(Items listed in a dataset)
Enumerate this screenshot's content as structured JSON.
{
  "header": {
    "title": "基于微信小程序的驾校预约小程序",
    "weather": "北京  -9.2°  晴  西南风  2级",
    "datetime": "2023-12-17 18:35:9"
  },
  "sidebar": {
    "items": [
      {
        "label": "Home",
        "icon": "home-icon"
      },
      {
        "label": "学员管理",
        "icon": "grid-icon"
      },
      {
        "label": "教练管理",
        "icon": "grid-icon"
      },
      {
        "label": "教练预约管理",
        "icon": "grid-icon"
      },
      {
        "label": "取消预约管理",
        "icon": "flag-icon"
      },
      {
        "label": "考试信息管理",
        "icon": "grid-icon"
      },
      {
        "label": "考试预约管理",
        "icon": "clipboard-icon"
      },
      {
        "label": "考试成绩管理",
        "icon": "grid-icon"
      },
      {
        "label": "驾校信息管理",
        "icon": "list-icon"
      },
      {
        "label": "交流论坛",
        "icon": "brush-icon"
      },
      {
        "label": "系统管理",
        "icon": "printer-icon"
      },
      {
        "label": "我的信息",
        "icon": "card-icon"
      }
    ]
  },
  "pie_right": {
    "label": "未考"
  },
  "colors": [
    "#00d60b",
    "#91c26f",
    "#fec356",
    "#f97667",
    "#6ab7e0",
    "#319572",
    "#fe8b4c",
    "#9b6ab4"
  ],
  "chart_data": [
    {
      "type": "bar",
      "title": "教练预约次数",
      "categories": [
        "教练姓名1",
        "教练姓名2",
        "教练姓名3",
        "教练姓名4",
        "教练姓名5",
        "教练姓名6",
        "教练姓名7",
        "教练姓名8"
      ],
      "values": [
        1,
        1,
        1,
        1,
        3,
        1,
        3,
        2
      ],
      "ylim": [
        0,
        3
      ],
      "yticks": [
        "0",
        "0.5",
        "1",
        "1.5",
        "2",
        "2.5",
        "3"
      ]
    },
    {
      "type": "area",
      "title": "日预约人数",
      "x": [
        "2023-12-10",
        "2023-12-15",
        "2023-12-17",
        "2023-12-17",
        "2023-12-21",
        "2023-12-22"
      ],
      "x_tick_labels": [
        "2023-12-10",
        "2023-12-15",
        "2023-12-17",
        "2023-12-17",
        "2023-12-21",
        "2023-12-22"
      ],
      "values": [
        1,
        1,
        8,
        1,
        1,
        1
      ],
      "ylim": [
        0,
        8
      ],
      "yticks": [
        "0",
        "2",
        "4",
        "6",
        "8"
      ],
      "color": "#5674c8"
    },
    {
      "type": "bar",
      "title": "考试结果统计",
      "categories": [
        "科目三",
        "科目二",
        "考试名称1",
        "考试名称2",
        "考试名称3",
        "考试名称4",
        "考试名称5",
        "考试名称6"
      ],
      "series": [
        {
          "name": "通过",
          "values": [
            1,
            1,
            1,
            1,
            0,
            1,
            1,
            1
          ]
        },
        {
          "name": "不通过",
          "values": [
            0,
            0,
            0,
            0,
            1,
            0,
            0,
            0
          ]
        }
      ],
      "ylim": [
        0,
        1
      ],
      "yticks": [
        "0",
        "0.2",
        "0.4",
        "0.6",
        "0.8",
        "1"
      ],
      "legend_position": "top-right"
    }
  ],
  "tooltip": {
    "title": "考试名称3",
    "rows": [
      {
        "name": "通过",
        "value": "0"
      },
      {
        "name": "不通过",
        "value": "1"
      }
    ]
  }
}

| The task |
Extract each entry in full, exactly as given.

| Answer to the task |
Enumerate this screenshot's content as structured JSON.
{
  "header": {
    "title": "基于微信小程序的驾校预约小程序",
    "weather": "北京  -9.2°  晴  西南风  2级",
    "datetime": "2023-12-17 18:35:9"
  },
  "sidebar": {
    "items": [
      {
        "label": "Home",
        "icon": "home-icon"
      },
      {
        "label": "学员管理",
        "icon": "grid-icon"
      },
      {
        "label": "教练管理",
        "icon": "grid-icon"
      },
      {
        "label": "教练预约管理",
        "icon": "grid-icon"
      },
      {
        "label": "取消预约管理",
        "icon": "flag-icon"
      },
      {
        "label": "考试信息管理",
        "icon": "grid-icon"
      },
      {
        "label": "考试预约管理",
        "icon": "clipboard-icon"
      },
      {
        "label": "考试成绩管理",
        "icon": "grid-icon"
      },
      {
        "label": "驾校信息管理",
        "icon": "list-icon"
      },
      {
        "label": "交流论坛",
        "icon": "brush-icon"
      },
      {
        "label": "系统管理",
        "icon": "printer-icon"
      },
      {
        "label": "我的信息",
        "icon": "card-icon"
      }
    ]
  },
  "pie_right": {
    "label": "未考"
  },
  "colors": [
    "#00d60b",
    "#91c26f",
    "#fec356",
    "#f97667",
    "#6ab7e0",
    "#319572",
    "#fe8b4c",
    "#9b6ab4"
  ],
  "chart_data": [
    {
      "type": "bar",
      "title": "教练预约次数",
      "categories": [
        "教练姓名1",
        "教练姓名2",
        "教练姓名3",
        "教练姓名4",
        "教练姓名5",
        "教练姓名6",
        "教练姓名7",
        "教练姓名8"
      ],
      "values": [
        1,
        1,
        1,
        1,
        3,
        1,
        3,
        2
      ],
      "ylim": [
        0,
        3
      ],
      "yticks": [
        "0",
        "0.5",
        "1",
        "1.5",
        "2",
        "2.5",
        "3"
      ]
    },
    {
      "type": "area",
      "title": "日预约人数",
      "x": [
        "2023-12-10",
        "2023-12-15",
        "2023-12-17",
        "2023-12-17",
        "2023-12-21",
        "2023-12-22"
      ],
      "x_tick_labels": [
        "2023-12-10",
        "2023-12-15",
        "2023-12-17",
        "2023-12-17",
        "2023-12-21",
        "2023-12-22"
      ],
      "values": [
        1,
        1,
        8,
        1,
        1,
        1
      ],
      "ylim": [
        0,
        8
      ],
      "yticks": [
        "0",
        "2",
        "4",
        "6",
        "8"
      ],
      "color": "#5674c8"
    },
    {
      "type": "bar",
      "title": "考试结果统计",
      "categories": [
        "科目三",
        "科目二",
        "考试名称1",
        "考试名称2",
        "考试名称3",
        "考试名称4",
        "考试名称5",
        "考试名称6"
      ],
      "series": [
        {
          "name": "通过",
          "values": [
            1,
            1,
            1,
            1,
            0,
            1,
            1,
            1
          ]
        },
        {
          "name": "不通过",
          "values": [
            0,
            0,
            0,
            0,
            1,
            0,
            0,
            0
          ]
        }
      ],
      "ylim": [
        0,
        1
      ],
      "yticks": [
        "0",
        "0.2",
        "0.4",
        "0.6",
        "0.8",
        "1"
      ],
      "legend_position": "top-right"
    }
  ],
  "tooltip": {
    "title": "考试名称3",
    "rows": [
      {
        "name": "通过",
        "value": "0"
      },
      {
        "name": "不通过",
        "value": "1"
      }
    ]
  }
}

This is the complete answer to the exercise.